PROBLEM REQUIREMENTS
Turn everything in the records below, from the line containing "List all visible" down to the line containing "dot [804,415,809,419]", into a Markdown table with the columns No. and Entry. Put the row number under No. and the line itself under Entry, and leave out any blank lines.

>> begin

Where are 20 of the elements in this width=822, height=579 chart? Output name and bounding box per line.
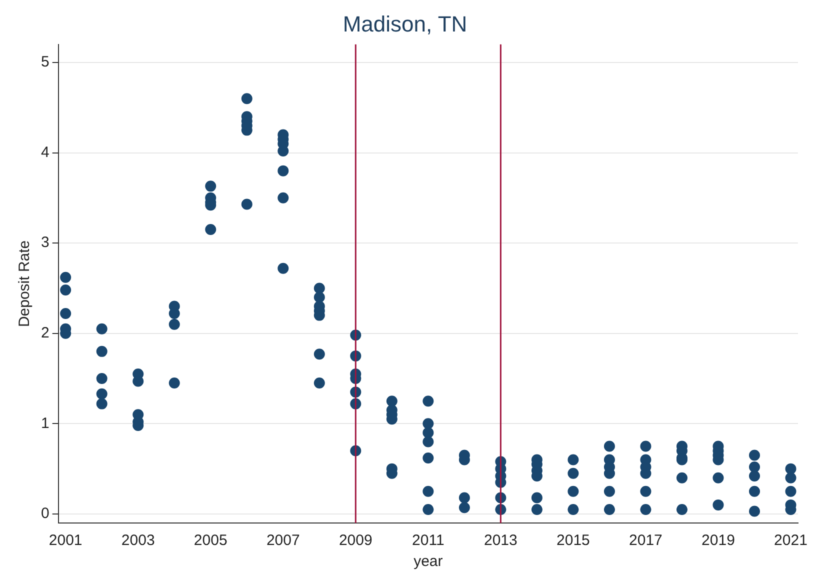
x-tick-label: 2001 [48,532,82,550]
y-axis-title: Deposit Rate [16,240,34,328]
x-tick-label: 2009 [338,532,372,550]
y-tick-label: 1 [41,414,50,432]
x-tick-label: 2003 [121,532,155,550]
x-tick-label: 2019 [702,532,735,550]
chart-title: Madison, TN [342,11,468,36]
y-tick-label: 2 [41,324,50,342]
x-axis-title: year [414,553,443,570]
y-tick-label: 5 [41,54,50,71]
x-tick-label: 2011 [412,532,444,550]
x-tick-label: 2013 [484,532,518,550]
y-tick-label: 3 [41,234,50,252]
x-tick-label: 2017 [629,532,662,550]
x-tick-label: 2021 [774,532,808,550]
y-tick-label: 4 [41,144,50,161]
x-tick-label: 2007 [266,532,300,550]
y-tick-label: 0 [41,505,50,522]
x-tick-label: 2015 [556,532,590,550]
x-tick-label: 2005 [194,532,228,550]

>> end
>> begin

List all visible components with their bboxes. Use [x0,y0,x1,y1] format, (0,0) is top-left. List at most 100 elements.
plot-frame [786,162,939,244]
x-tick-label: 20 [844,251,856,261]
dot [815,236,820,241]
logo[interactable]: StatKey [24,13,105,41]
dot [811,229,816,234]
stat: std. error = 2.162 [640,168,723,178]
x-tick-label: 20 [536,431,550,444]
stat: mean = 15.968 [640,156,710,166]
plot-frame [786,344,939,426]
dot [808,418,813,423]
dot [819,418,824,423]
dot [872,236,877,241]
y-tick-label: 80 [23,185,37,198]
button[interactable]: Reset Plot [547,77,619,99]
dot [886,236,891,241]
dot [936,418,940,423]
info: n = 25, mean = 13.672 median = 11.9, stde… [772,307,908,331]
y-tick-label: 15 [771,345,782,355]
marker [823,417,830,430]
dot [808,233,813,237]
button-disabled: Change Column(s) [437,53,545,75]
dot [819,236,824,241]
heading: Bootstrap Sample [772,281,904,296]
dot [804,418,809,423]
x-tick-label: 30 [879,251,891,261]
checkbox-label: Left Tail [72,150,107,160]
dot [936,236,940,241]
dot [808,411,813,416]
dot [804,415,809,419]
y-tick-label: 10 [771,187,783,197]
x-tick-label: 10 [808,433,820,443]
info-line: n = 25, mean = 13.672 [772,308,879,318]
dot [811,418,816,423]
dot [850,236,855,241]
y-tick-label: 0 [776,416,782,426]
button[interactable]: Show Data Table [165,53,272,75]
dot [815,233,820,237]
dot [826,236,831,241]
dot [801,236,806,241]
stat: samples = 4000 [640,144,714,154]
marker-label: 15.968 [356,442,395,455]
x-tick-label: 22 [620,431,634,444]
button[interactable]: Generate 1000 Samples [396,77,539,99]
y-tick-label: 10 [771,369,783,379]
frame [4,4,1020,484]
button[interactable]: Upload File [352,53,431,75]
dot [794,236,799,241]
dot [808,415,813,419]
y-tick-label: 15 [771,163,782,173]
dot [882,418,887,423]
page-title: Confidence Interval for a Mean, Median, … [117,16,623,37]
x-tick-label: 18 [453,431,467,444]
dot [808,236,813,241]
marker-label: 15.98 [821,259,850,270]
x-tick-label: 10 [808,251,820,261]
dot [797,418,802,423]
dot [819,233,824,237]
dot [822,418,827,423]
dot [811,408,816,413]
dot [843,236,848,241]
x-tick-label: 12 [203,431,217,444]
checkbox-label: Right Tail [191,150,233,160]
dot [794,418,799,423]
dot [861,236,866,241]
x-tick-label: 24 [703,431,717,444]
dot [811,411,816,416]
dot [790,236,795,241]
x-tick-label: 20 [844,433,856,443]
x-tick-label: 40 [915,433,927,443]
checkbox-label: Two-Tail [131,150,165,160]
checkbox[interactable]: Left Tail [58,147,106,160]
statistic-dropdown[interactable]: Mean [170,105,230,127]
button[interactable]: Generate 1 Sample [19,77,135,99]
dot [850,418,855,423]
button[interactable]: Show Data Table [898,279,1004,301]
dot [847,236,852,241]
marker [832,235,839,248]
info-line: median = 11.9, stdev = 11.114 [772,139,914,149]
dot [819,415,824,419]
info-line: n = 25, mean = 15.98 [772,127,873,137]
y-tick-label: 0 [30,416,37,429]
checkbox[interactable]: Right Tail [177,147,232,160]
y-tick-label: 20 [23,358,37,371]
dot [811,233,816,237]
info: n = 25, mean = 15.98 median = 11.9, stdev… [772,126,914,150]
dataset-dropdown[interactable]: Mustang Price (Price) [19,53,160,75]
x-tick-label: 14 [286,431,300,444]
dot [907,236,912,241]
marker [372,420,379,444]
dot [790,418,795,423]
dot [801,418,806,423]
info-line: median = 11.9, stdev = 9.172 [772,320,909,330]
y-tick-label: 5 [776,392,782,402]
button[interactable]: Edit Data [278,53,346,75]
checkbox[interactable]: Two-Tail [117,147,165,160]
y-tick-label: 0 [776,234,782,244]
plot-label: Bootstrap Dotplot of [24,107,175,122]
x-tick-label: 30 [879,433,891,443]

>> end
>> begin

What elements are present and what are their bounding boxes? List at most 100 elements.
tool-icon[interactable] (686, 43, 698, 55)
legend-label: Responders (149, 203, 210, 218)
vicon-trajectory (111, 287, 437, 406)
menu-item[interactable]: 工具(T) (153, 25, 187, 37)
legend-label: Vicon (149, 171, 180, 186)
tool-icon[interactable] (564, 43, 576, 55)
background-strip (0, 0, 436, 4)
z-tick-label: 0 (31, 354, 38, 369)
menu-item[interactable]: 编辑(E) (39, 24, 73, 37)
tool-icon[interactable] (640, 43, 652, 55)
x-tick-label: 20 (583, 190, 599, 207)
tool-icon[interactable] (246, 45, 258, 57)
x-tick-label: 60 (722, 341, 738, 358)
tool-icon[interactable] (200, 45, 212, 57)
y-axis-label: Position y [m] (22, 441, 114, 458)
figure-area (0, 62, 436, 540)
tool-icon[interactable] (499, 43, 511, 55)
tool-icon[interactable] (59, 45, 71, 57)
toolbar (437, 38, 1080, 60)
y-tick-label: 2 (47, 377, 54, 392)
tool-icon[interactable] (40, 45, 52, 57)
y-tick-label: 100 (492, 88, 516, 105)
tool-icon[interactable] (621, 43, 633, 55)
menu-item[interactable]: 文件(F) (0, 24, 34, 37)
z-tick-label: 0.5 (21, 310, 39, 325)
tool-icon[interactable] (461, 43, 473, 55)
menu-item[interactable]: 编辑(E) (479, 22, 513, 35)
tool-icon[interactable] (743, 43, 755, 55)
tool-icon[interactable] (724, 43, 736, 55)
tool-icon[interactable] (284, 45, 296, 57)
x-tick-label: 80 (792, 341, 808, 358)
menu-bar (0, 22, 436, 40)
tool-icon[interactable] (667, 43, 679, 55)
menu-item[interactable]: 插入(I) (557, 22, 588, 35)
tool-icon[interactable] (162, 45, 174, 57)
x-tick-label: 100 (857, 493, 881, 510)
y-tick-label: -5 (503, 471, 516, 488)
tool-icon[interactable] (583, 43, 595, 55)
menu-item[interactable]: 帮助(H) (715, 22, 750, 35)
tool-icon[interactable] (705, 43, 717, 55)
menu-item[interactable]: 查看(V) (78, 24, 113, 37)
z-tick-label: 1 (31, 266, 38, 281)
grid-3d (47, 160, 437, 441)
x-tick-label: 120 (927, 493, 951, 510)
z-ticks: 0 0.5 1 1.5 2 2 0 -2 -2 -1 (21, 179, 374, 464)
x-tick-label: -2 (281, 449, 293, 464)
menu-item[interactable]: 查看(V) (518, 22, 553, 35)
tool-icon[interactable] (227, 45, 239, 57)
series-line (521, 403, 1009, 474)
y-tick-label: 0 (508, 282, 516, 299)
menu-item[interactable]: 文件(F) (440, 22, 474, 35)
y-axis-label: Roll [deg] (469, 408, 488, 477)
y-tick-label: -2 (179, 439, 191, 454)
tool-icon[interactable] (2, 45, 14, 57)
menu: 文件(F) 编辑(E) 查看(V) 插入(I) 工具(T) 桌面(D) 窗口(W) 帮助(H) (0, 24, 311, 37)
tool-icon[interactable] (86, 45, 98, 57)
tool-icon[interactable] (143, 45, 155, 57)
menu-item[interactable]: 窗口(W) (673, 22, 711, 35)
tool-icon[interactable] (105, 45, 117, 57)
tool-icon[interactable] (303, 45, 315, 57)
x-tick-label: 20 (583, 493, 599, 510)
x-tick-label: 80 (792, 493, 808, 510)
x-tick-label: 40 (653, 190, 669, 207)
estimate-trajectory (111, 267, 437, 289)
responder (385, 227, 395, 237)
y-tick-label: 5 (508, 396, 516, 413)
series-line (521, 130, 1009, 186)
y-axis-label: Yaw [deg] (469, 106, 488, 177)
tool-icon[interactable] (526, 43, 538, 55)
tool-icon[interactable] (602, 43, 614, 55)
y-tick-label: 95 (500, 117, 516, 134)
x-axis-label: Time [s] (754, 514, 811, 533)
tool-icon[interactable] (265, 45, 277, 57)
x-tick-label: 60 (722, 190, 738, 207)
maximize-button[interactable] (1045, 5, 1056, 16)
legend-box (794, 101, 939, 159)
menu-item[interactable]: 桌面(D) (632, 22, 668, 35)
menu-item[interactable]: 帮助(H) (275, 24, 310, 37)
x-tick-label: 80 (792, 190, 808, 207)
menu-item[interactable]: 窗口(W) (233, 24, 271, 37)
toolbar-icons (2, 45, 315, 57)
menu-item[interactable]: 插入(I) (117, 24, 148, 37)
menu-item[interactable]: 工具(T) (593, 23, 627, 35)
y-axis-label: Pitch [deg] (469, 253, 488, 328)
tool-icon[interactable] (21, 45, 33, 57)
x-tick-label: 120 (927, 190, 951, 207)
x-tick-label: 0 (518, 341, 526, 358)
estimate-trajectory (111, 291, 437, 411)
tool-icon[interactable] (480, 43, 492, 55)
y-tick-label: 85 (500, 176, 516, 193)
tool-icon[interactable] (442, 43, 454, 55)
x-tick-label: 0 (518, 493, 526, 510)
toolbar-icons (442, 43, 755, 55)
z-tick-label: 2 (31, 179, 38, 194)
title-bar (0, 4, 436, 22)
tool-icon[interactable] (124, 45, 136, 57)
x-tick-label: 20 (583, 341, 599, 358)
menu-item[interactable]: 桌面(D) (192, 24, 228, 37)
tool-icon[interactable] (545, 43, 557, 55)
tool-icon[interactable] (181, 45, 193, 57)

>> end

RESPONSE
| No. | Entry |
|---|---|
| 1 | List all visible components with their bboxes. Use [x0,y0,x1,y1] format, (0,0) is top-left. List at most 100 elements. |
| 2 | plot-frame [786,162,939,244] |
| 3 | x-tick-label: 20 [844,251,856,261] |
| 4 | dot [815,236,820,241] |
| 5 | logo[interactable]: StatKey [24,13,105,41] |
| 6 | dot [811,229,816,234] |
| 7 | stat: std. error = 2.162 [640,168,723,178] |
| 8 | x-tick-label: 20 [536,431,550,444] |
| 9 | stat: mean = 15.968 [640,156,710,166] |
| 10 | plot-frame [786,344,939,426] |
| 11 | dot [808,418,813,423] |
| 12 | dot [819,418,824,423] |
| 13 | dot [872,236,877,241] |
| 14 | y-tick-label: 80 [23,185,37,198] |
| 15 | button[interactable]: Reset Plot [547,77,619,99] |
| 16 | dot [886,236,891,241] |
| 17 | dot [936,418,940,423] |
| 18 | info: n = 25, mean = 13.672 median = 11.9, stde… [772,307,908,331] |
| 19 | y-tick-label: 15 [771,345,782,355] |
| 20 | marker [823,417,830,430] |
| 21 | dot [808,233,813,237] |
| 22 | button-disabled: Change Column(s) [437,53,545,75] |
| 23 | dot [819,236,824,241] |
| 24 | heading: Bootstrap Sample [772,281,904,296] |
| 25 | dot [804,418,809,423] |
| 26 | x-tick-label: 30 [879,251,891,261] |
| 27 | checkbox-label: Left Tail [72,150,107,160] |
| 28 | dot [936,236,940,241] |
| 29 | dot [808,411,813,416] |
| 30 | dot [804,415,809,419] |